-- begin --

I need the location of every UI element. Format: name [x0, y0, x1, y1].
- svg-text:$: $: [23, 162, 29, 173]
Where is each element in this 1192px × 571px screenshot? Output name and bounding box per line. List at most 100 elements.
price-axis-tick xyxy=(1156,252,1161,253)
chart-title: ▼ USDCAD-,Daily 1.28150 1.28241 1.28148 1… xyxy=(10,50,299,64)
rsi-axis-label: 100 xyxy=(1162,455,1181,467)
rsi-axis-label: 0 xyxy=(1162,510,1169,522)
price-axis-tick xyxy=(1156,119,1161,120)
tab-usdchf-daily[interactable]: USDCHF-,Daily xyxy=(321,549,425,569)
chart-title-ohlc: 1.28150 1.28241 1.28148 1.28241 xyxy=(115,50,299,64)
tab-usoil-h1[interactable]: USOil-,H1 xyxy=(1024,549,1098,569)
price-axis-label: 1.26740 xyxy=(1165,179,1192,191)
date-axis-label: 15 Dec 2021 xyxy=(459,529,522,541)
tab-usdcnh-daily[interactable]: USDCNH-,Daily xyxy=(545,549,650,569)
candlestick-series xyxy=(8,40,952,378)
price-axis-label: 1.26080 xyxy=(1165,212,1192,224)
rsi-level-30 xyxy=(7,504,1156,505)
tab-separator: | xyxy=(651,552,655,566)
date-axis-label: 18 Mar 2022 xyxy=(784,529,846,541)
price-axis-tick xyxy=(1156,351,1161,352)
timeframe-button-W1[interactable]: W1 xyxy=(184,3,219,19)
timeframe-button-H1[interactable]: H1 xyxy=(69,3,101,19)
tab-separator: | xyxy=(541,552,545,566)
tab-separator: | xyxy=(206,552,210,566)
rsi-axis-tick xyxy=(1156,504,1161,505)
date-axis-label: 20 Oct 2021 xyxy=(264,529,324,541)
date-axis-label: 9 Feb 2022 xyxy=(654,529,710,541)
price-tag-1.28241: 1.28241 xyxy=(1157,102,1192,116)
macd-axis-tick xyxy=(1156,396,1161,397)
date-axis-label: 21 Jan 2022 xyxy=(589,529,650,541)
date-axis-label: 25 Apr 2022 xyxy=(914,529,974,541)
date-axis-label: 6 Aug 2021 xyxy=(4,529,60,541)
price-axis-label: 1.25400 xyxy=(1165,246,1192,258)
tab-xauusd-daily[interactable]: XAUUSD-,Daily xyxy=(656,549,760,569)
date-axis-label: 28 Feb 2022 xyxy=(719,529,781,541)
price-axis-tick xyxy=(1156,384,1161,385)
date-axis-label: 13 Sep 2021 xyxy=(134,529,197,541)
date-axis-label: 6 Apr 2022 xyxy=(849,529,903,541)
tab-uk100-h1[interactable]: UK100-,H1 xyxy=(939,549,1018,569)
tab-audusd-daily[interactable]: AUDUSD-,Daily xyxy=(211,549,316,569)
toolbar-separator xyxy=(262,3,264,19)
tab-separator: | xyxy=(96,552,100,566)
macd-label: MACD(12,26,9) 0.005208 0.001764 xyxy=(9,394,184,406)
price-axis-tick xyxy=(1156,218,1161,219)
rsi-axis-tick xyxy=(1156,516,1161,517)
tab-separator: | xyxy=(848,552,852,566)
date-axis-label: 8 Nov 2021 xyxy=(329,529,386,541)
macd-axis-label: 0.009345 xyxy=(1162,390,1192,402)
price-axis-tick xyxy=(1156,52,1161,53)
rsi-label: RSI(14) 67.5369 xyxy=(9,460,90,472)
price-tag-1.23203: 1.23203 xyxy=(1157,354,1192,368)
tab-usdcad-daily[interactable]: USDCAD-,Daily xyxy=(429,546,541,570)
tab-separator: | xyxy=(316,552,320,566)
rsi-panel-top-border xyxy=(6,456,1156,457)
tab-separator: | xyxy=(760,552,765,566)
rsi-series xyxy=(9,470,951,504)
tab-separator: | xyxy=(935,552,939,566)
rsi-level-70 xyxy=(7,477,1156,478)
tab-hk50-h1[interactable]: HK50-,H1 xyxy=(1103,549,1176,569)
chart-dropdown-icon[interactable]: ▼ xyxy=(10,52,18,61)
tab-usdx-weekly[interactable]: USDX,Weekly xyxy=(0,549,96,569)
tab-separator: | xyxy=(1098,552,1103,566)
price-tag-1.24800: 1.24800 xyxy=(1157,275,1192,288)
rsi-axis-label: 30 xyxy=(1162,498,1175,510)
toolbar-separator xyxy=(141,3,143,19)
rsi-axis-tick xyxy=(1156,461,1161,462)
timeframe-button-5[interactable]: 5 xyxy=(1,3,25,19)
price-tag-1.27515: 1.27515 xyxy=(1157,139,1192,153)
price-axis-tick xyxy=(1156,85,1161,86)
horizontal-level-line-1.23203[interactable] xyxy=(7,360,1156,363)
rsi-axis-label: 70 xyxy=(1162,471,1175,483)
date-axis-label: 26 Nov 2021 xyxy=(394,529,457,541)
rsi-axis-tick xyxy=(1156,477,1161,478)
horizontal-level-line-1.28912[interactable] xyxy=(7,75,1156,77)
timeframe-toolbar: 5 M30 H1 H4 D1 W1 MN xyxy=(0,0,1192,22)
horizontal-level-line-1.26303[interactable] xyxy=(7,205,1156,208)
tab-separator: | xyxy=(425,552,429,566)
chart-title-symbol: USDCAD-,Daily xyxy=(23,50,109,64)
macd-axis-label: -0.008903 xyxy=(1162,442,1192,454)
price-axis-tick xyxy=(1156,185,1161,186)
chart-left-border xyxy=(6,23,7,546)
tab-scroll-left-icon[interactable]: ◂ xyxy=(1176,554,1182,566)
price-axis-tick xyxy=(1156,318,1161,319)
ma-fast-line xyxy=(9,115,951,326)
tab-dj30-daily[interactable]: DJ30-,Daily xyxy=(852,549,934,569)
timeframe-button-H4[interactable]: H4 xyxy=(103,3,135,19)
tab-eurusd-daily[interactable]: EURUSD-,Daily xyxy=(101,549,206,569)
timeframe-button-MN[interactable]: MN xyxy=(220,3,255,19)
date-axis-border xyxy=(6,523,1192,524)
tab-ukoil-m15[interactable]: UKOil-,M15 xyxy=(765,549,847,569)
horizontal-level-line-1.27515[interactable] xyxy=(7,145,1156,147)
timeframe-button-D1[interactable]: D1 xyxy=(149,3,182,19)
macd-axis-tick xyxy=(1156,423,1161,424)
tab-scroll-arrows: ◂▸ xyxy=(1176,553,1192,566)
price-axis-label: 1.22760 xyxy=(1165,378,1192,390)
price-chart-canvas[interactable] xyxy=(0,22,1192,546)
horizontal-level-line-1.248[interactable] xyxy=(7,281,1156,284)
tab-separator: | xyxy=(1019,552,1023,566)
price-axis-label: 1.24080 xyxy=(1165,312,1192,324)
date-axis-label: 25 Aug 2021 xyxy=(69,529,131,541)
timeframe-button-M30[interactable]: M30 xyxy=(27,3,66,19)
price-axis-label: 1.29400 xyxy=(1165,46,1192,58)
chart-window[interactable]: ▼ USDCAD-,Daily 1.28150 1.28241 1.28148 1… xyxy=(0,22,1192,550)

-- end --

#### [What to work on]
Copy the data from its first line through the line containing "tab-uk100-h1[interactable]: UK100-,H1 xyxy=(939,549,1018,569)", including that line, and reproduce each line character for character.

#### [Task response]
I need the location of every UI element. Format: name [x0, y0, x1, y1].
- svg-text:$: $: [23, 162, 29, 173]
Where is each element in this 1192px × 571px screenshot? Output name and bounding box per line. List at most 100 elements.
price-axis-tick xyxy=(1156,252,1161,253)
chart-title: ▼ USDCAD-,Daily 1.28150 1.28241 1.28148 1… xyxy=(10,50,299,64)
rsi-axis-label: 100 xyxy=(1162,455,1181,467)
rsi-axis-label: 0 xyxy=(1162,510,1169,522)
price-axis-tick xyxy=(1156,119,1161,120)
tab-usdchf-daily[interactable]: USDCHF-,Daily xyxy=(321,549,425,569)
chart-title-ohlc: 1.28150 1.28241 1.28148 1.28241 xyxy=(115,50,299,64)
tab-usoil-h1[interactable]: USOil-,H1 xyxy=(1024,549,1098,569)
price-axis-label: 1.26740 xyxy=(1165,179,1192,191)
date-axis-label: 15 Dec 2021 xyxy=(459,529,522,541)
tab-usdcnh-daily[interactable]: USDCNH-,Daily xyxy=(545,549,650,569)
candlestick-series xyxy=(8,40,952,378)
price-axis-label: 1.26080 xyxy=(1165,212,1192,224)
rsi-level-30 xyxy=(7,504,1156,505)
tab-separator: | xyxy=(651,552,655,566)
date-axis-label: 18 Mar 2022 xyxy=(784,529,846,541)
price-axis-tick xyxy=(1156,351,1161,352)
timeframe-button-W1[interactable]: W1 xyxy=(184,3,219,19)
timeframe-button-H1[interactable]: H1 xyxy=(69,3,101,19)
tab-separator: | xyxy=(541,552,545,566)
tab-separator: | xyxy=(206,552,210,566)
rsi-axis-tick xyxy=(1156,504,1161,505)
date-axis-label: 20 Oct 2021 xyxy=(264,529,324,541)
date-axis-label: 9 Feb 2022 xyxy=(654,529,710,541)
price-tag-1.28241: 1.28241 xyxy=(1157,102,1192,116)
macd-axis-tick xyxy=(1156,396,1161,397)
date-axis-label: 21 Jan 2022 xyxy=(589,529,650,541)
date-axis-label: 25 Apr 2022 xyxy=(914,529,974,541)
date-axis-label: 6 Aug 2021 xyxy=(4,529,60,541)
price-axis-label: 1.25400 xyxy=(1165,246,1192,258)
tab-xauusd-daily[interactable]: XAUUSD-,Daily xyxy=(656,549,760,569)
date-axis-label: 28 Feb 2022 xyxy=(719,529,781,541)
price-axis-tick xyxy=(1156,384,1161,385)
date-axis-label: 13 Sep 2021 xyxy=(134,529,197,541)
date-axis-label: 6 Apr 2022 xyxy=(849,529,903,541)
tab-uk100-h1[interactable]: UK100-,H1 xyxy=(939,549,1018,569)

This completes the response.